__Material for this exercise__.
* * *

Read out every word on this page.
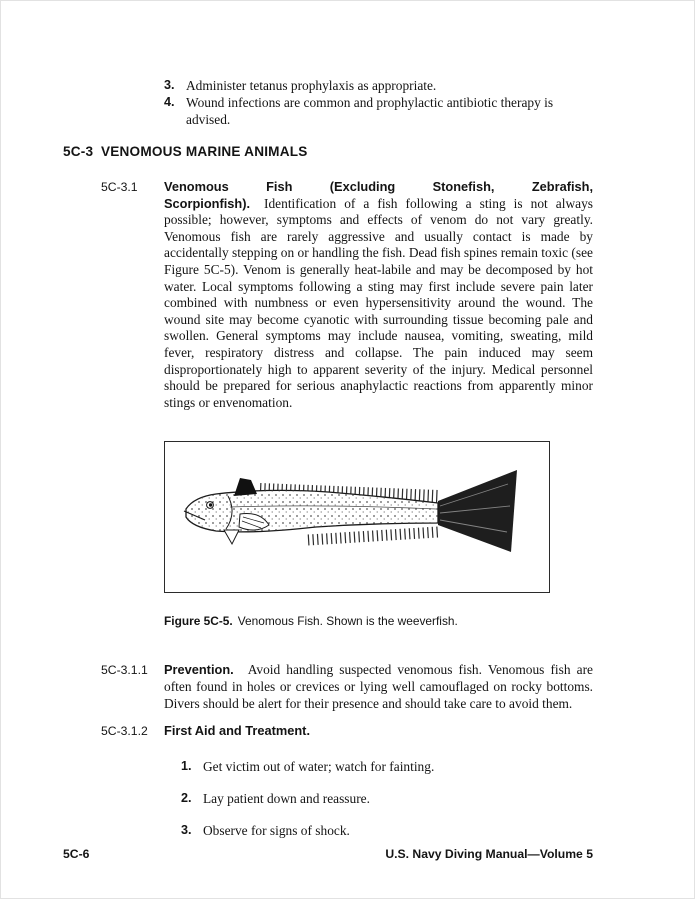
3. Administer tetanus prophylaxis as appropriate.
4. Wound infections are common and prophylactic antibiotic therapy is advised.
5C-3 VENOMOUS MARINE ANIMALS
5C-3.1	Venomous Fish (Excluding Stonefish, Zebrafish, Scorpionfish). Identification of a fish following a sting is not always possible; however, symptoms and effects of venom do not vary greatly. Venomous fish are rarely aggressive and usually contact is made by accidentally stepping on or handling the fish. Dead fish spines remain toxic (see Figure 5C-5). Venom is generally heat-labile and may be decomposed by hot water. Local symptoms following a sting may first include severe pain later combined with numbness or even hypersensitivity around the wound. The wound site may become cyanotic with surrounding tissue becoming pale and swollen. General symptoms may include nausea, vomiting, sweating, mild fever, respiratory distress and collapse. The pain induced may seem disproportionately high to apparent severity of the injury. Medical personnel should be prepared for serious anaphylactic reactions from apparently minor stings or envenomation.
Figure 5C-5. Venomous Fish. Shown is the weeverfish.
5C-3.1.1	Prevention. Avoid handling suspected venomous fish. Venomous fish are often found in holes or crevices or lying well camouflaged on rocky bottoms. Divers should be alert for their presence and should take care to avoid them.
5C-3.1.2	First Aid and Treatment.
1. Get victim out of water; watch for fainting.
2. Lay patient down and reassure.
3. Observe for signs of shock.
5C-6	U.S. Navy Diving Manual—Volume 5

* * *

__Written instruction__.
Leave out the pictures and print every line of the data exactly.

__Output for this task__.
Read out every word on this page.
3. Administer tetanus prophylaxis as appropriate.
4. Wound infections are common and prophylactic antibiotic therapy is advised.
5C-3 VENOMOUS MARINE ANIMALS
5C-3.1	Venomous Fish (Excluding Stonefish, Zebrafish, Scorpionfish). Identification of a fish following a sting is not always possible; however, symptoms and effects of venom do not vary greatly. Venomous fish are rarely aggressive and usually contact is made by accidentally stepping on or handling the fish. Dead fish spines remain toxic (see Figure 5C-5). Venom is generally heat-labile and may be decomposed by hot water. Local symptoms following a sting may first include severe pain later combined with numbness or even hypersensitivity around the wound. The wound site may become cyanotic with surrounding tissue becoming pale and swollen. General symptoms may include nausea, vomiting, sweating, mild fever, respiratory distress and collapse. The pain induced may seem disproportionately high to apparent severity of the injury. Medical personnel should be prepared for serious anaphylactic reactions from apparently minor stings or envenomation.
Figure 5C-5. Venomous Fish. Shown is the weeverfish.
5C-3.1.1	Prevention. Avoid handling suspected venomous fish. Venomous fish are often found in holes or crevices or lying well camouflaged on rocky bottoms. Divers should be alert for their presence and should take care to avoid them.
5C-3.1.2	First Aid and Treatment.
1. Get victim out of water; watch for fainting.
2. Lay patient down and reassure.
3. Observe for signs of shock.
5C-6	U.S. Navy Diving Manual—Volume 5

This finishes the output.